- What is needed -
Provide only the number of lines in the data below that contain the string "таможенной".
------ Extracted data ------
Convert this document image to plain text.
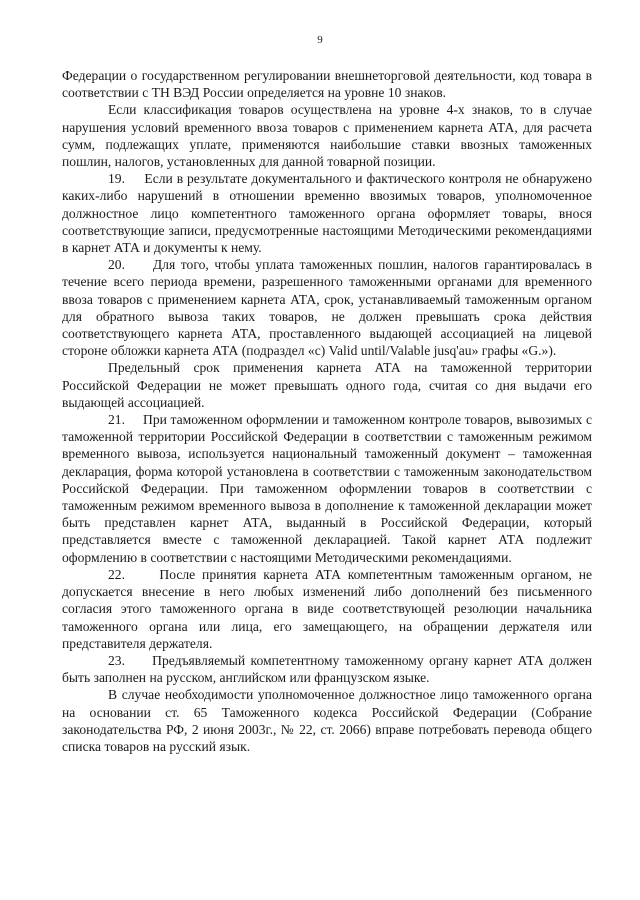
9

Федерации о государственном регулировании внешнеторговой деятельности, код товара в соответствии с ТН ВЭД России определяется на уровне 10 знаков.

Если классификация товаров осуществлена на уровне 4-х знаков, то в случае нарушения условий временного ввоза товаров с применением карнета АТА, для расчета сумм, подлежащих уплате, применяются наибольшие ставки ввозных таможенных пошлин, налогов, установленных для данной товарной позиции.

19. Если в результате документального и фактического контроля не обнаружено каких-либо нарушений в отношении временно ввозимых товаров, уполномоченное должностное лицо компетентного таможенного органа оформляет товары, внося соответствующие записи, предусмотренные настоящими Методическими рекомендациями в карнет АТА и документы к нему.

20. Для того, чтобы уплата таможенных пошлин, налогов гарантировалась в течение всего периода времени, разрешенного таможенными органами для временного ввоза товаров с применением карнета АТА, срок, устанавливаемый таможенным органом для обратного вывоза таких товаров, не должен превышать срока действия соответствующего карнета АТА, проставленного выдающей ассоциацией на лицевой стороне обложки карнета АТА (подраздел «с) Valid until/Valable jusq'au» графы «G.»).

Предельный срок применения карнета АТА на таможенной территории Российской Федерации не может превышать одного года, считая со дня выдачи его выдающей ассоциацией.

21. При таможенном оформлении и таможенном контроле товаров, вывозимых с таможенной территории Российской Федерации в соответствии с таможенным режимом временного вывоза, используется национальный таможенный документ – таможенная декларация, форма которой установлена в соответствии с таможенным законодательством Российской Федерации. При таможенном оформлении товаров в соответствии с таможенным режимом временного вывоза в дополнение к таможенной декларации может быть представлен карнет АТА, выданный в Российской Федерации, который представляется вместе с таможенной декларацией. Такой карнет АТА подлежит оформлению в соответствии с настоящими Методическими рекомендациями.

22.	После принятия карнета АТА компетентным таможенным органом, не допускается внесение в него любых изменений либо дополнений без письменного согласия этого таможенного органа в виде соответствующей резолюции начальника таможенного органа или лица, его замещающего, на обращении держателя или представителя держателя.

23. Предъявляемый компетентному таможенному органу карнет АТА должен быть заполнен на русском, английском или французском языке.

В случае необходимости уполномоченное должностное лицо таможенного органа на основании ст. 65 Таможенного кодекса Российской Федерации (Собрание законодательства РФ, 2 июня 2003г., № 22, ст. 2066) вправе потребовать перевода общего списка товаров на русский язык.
------
------ Extracted data ------
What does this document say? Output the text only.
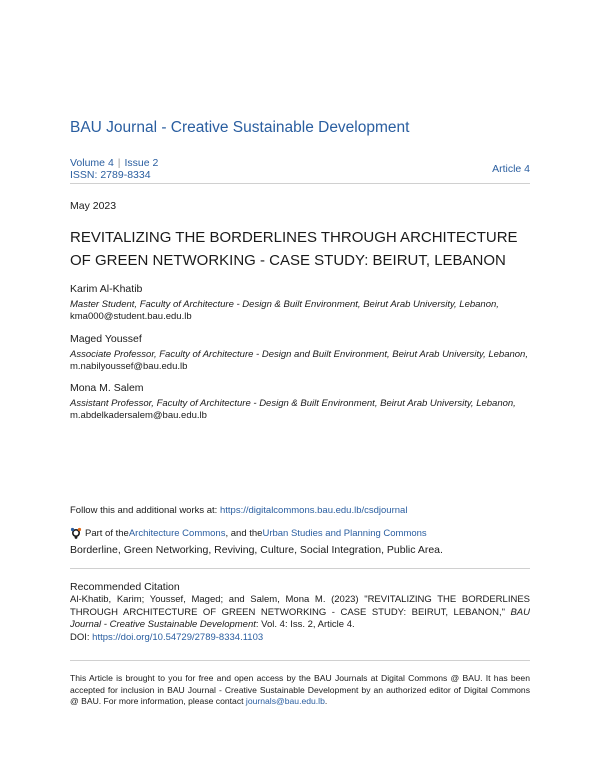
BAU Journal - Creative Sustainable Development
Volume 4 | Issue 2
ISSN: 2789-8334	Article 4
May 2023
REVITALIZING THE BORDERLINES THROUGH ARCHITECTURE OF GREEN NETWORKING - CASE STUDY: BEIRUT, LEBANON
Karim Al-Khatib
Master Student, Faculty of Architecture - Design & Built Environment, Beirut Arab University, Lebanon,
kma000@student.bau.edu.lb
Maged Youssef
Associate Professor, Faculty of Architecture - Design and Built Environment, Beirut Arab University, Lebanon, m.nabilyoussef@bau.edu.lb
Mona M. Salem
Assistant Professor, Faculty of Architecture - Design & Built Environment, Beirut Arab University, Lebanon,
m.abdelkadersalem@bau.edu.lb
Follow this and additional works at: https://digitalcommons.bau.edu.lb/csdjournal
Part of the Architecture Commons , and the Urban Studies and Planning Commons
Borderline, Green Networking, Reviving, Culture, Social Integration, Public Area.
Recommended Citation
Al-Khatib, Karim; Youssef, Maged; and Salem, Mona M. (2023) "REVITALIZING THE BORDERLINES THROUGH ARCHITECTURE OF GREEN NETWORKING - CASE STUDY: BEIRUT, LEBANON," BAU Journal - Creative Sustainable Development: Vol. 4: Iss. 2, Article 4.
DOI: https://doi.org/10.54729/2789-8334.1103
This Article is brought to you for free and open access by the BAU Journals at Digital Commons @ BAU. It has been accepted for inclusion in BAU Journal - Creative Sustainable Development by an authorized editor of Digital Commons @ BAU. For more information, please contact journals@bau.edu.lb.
------
- Finished answer -
2